*Directions for this task*
Search the listing below for the string "Density" and show each line that contains it.

..............................

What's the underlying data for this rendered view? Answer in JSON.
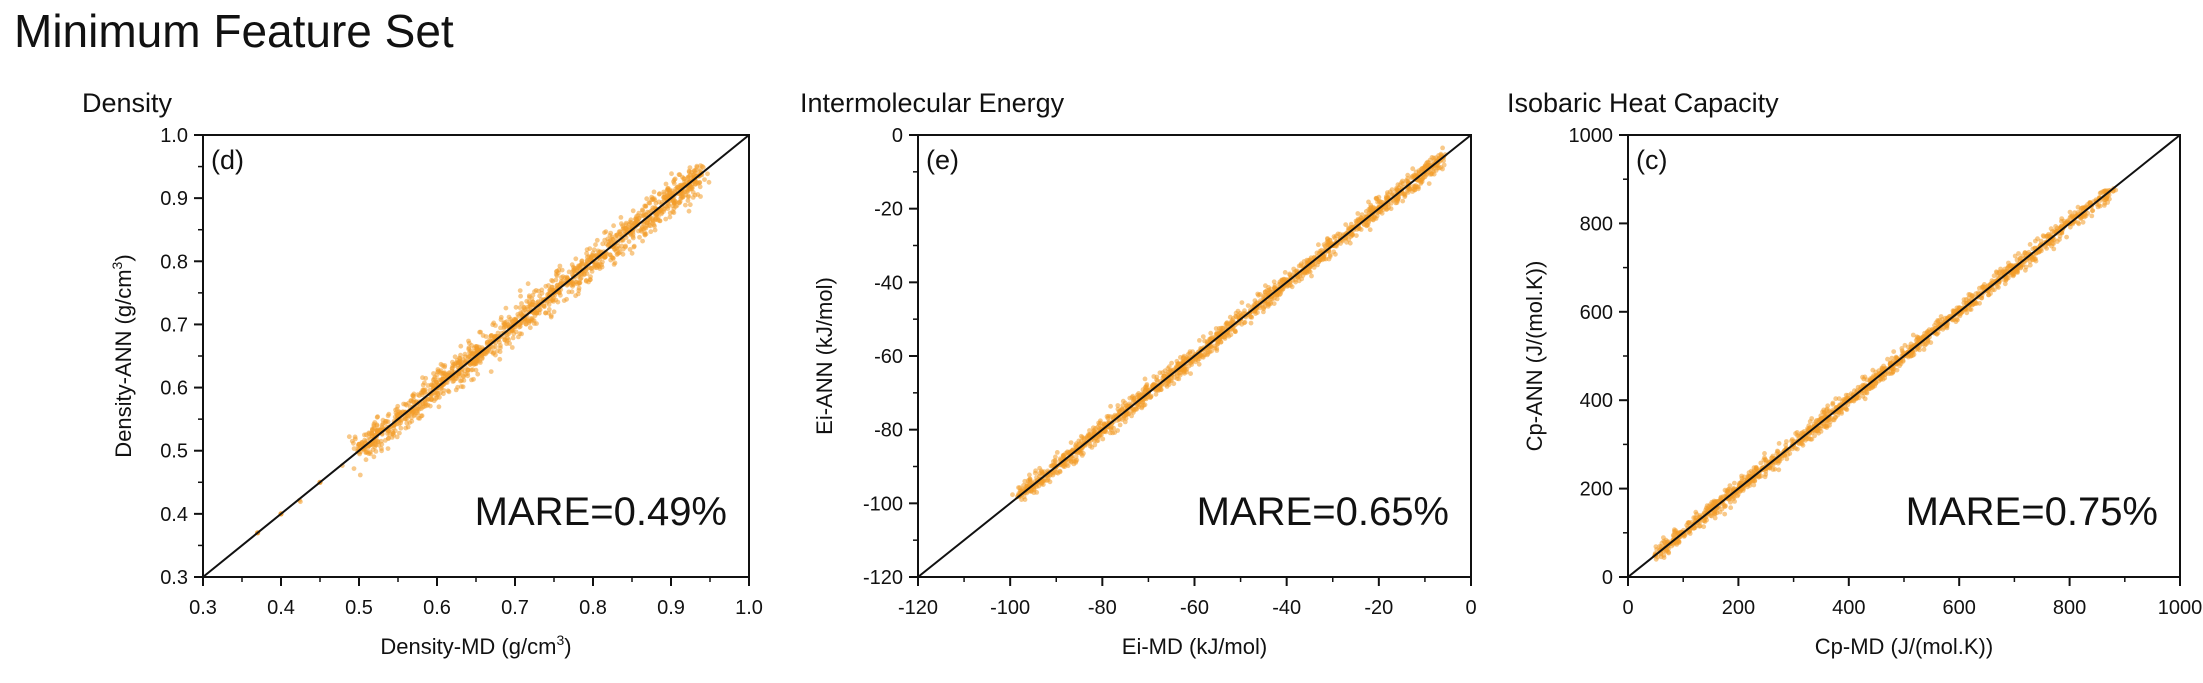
{
  "figure_title": "Minimum Feature Set",
  "chart_data": [
    {
      "type": "scatter",
      "panel_title": "Density",
      "panel_label": "(d)",
      "annotation": "MARE=0.49%",
      "xlabel": "Density-MD (g/cm",
      "xlabel_sup": "3",
      "xlabel_end": ")",
      "ylabel": "Density-ANN (g/cm",
      "ylabel_sup": "3",
      "ylabel_end": ")",
      "xlim": [
        0.3,
        1.0
      ],
      "ylim": [
        0.3,
        1.0
      ],
      "xticks": [
        0.3,
        0.4,
        0.5,
        0.6,
        0.7,
        0.8,
        0.9,
        1.0
      ],
      "yticks": [
        0.3,
        0.4,
        0.5,
        0.6,
        0.7,
        0.8,
        0.9,
        1.0
      ],
      "tick_labels": [
        "0.3",
        "0.4",
        "0.5",
        "0.6",
        "0.7",
        "0.8",
        "0.9",
        "1.0"
      ],
      "data_range": [
        0.36,
        0.94
      ],
      "dense_range": [
        0.5,
        0.94
      ],
      "spread": 0.012,
      "point_color": "#f39c2a",
      "line_color": "#111111",
      "series": [
        {
          "name": "",
          "x": [
            0.37,
            0.4,
            0.45,
            0.5,
            0.55,
            0.6,
            0.65,
            0.7,
            0.75,
            0.8,
            0.85,
            0.9,
            0.93
          ],
          "y": [
            0.37,
            0.4,
            0.45,
            0.51,
            0.55,
            0.6,
            0.65,
            0.7,
            0.75,
            0.8,
            0.85,
            0.9,
            0.93
          ]
        }
      ]
    },
    {
      "type": "scatter",
      "panel_title": "Intermolecular Energy",
      "panel_label": "(e)",
      "annotation": "MARE=0.65%",
      "xlabel": "Ei-MD (kJ/mol)",
      "xlabel_sup": "",
      "xlabel_end": "",
      "ylabel": "Ei-ANN (kJ/mol)",
      "ylabel_sup": "",
      "ylabel_end": "",
      "xlim": [
        -120,
        0
      ],
      "ylim": [
        -120,
        0
      ],
      "xticks": [
        -120,
        -100,
        -80,
        -60,
        -40,
        -20,
        0
      ],
      "yticks": [
        -120,
        -100,
        -80,
        -60,
        -40,
        -20,
        0
      ],
      "tick_labels": [
        "-120",
        "-100",
        "-80",
        "-60",
        "-40",
        "-20",
        "0"
      ],
      "data_range": [
        -98,
        -6
      ],
      "dense_range": [
        -98,
        -6
      ],
      "spread": 1.2,
      "point_color": "#f39c2a",
      "line_color": "#111111",
      "series": [
        {
          "name": "",
          "x": [
            -98,
            -90,
            -80,
            -70,
            -60,
            -50,
            -40,
            -30,
            -20,
            -10,
            -6
          ],
          "y": [
            -98,
            -90,
            -80,
            -70,
            -60,
            -50,
            -40,
            -30,
            -20,
            -10,
            -6
          ]
        }
      ]
    },
    {
      "type": "scatter",
      "panel_title": "Isobaric Heat Capacity",
      "panel_label": "(c)",
      "annotation": "MARE=0.75%",
      "xlabel": "Cp-MD (J/(mol.K))",
      "xlabel_sup": "",
      "xlabel_end": "",
      "ylabel": "Cp-ANN (J/(mol.K))",
      "ylabel_sup": "",
      "ylabel_end": "",
      "xlim": [
        0,
        1000
      ],
      "ylim": [
        0,
        1000
      ],
      "xticks": [
        0,
        200,
        400,
        600,
        800,
        1000
      ],
      "yticks": [
        0,
        200,
        400,
        600,
        800,
        1000
      ],
      "tick_labels": [
        "0",
        "200",
        "400",
        "600",
        "800",
        "1000"
      ],
      "data_range": [
        50,
        880
      ],
      "dense_range": [
        50,
        880
      ],
      "spread": 9,
      "point_color": "#f39c2a",
      "line_color": "#111111",
      "series": [
        {
          "name": "",
          "x": [
            50,
            100,
            200,
            300,
            400,
            500,
            600,
            700,
            800,
            870
          ],
          "y": [
            50,
            100,
            200,
            300,
            400,
            500,
            600,
            700,
            800,
            870
          ]
        }
      ]
    }
  ]
}
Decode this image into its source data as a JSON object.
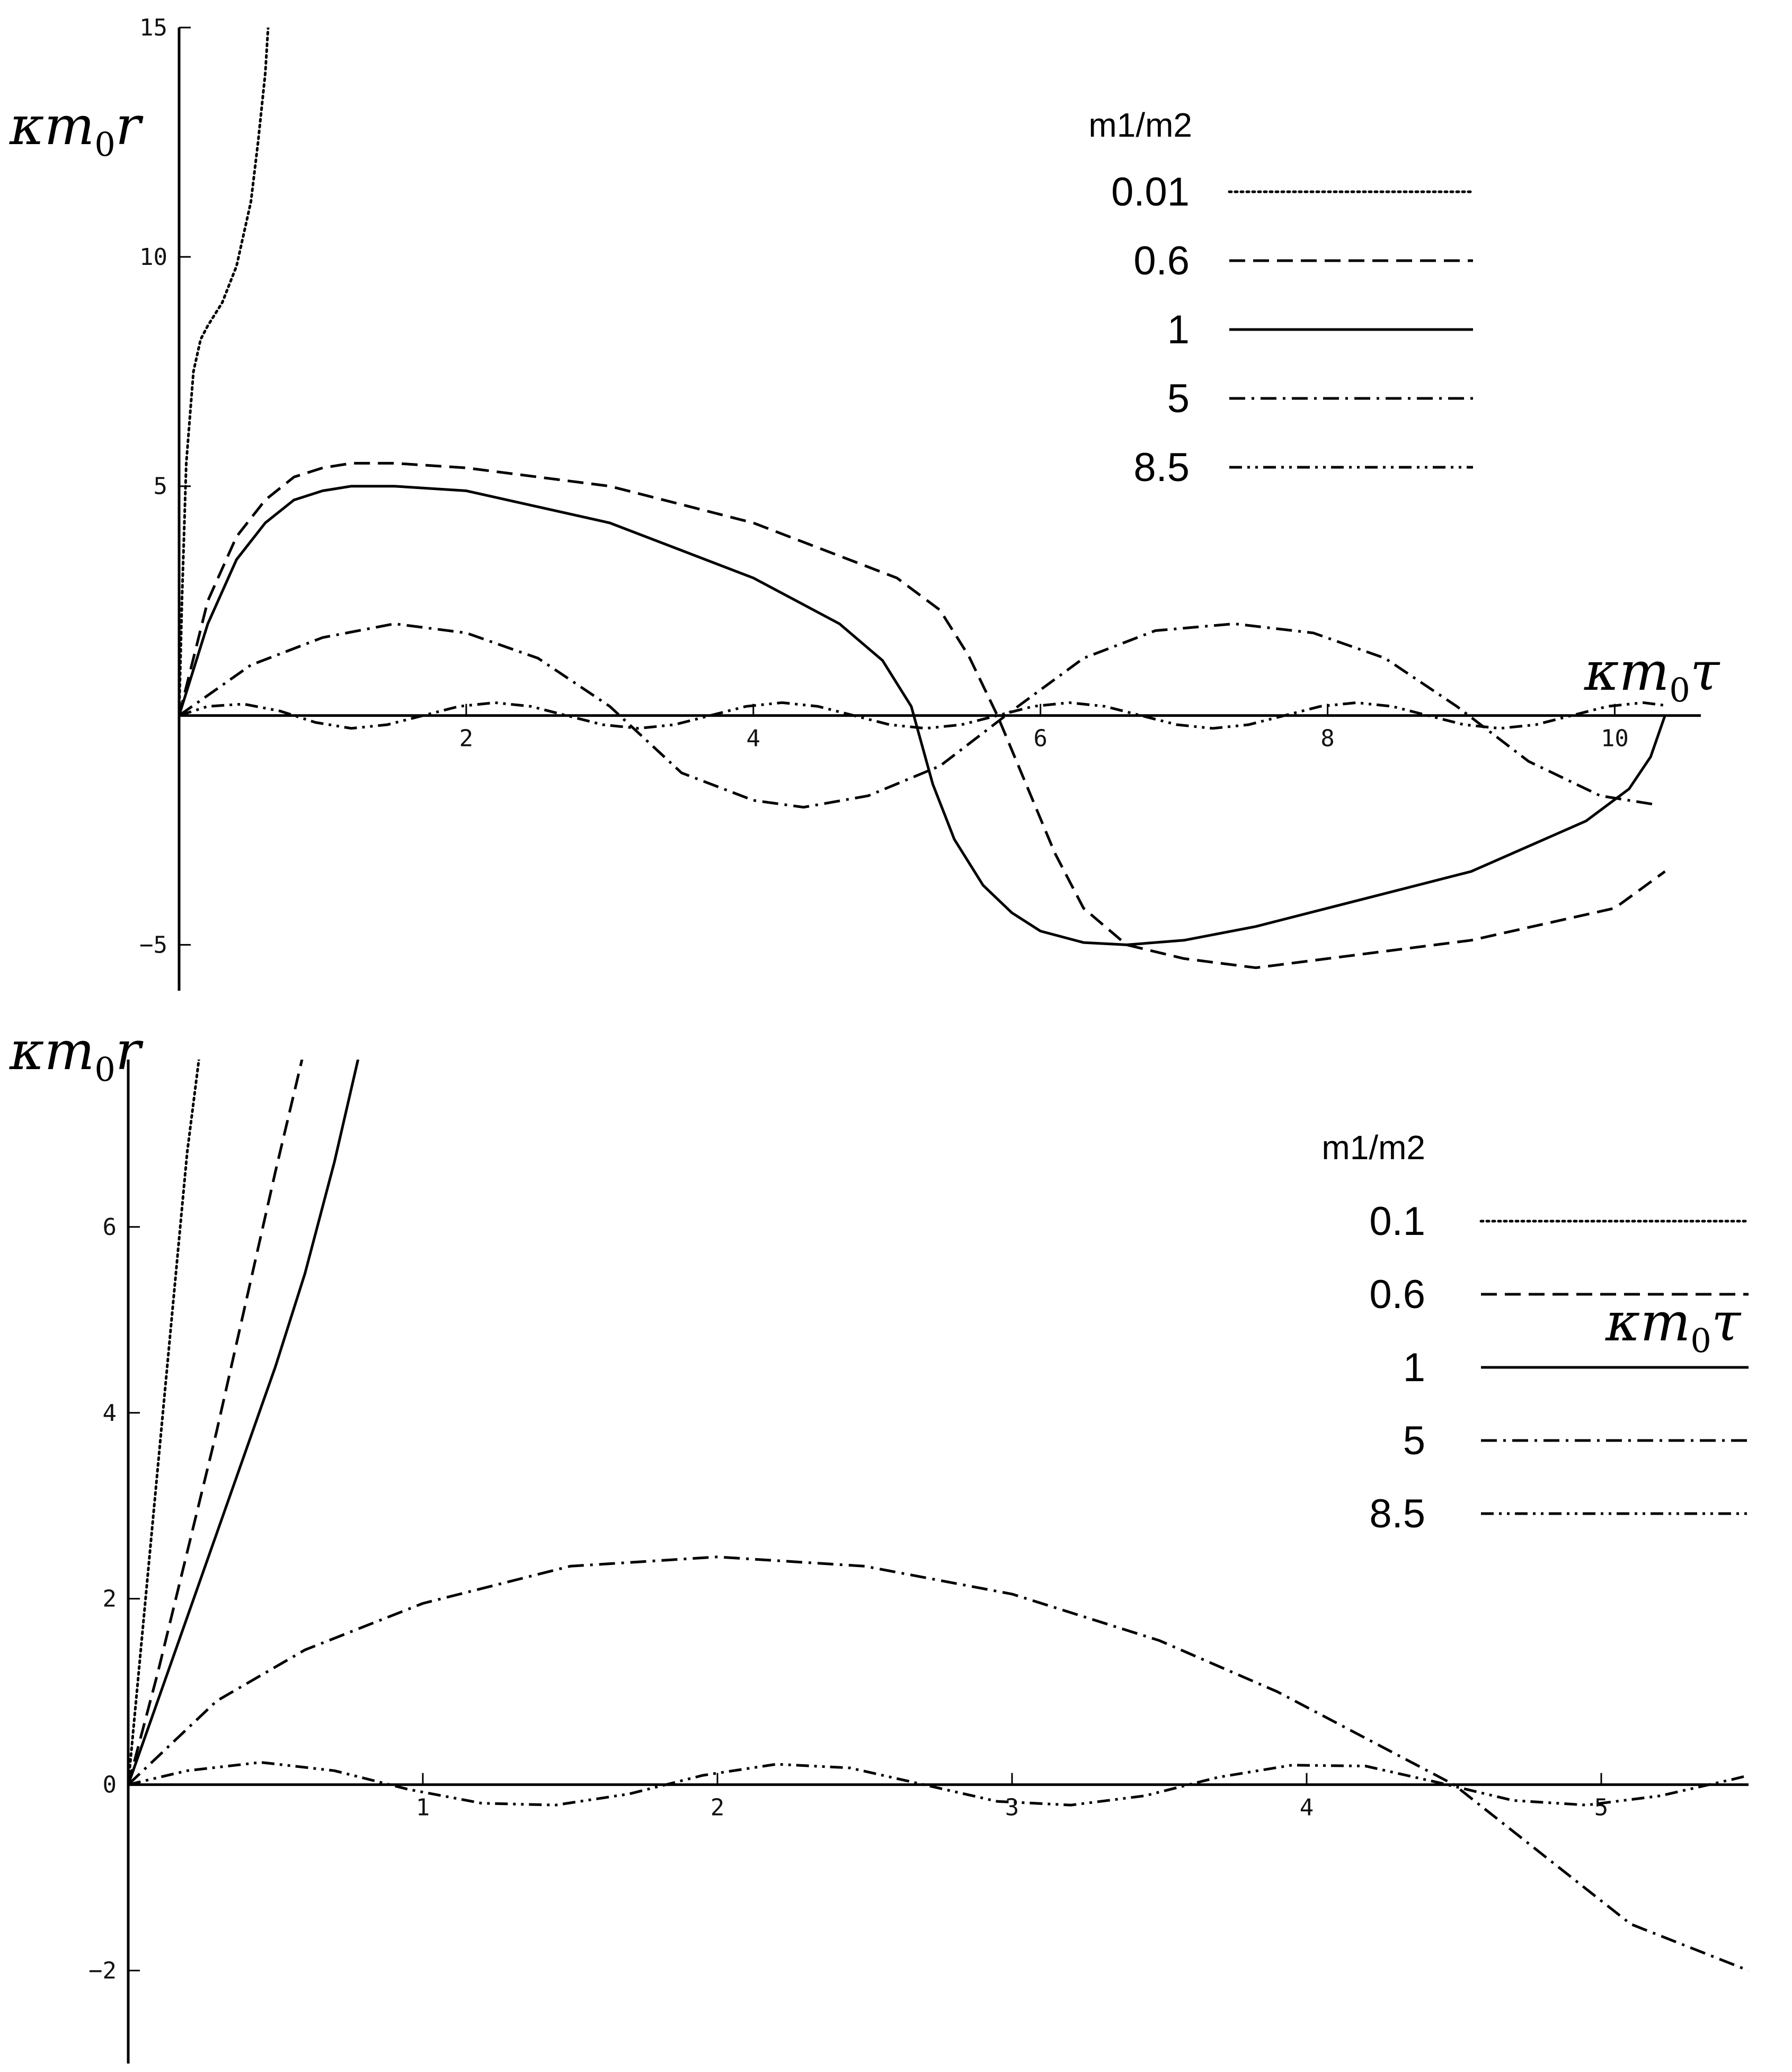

..............................

*Output for this task*
      "panel_title": "Density",
      "xlabel": "Density-MD (g/cm",
      "ylabel": "Density-ANN (g/cm",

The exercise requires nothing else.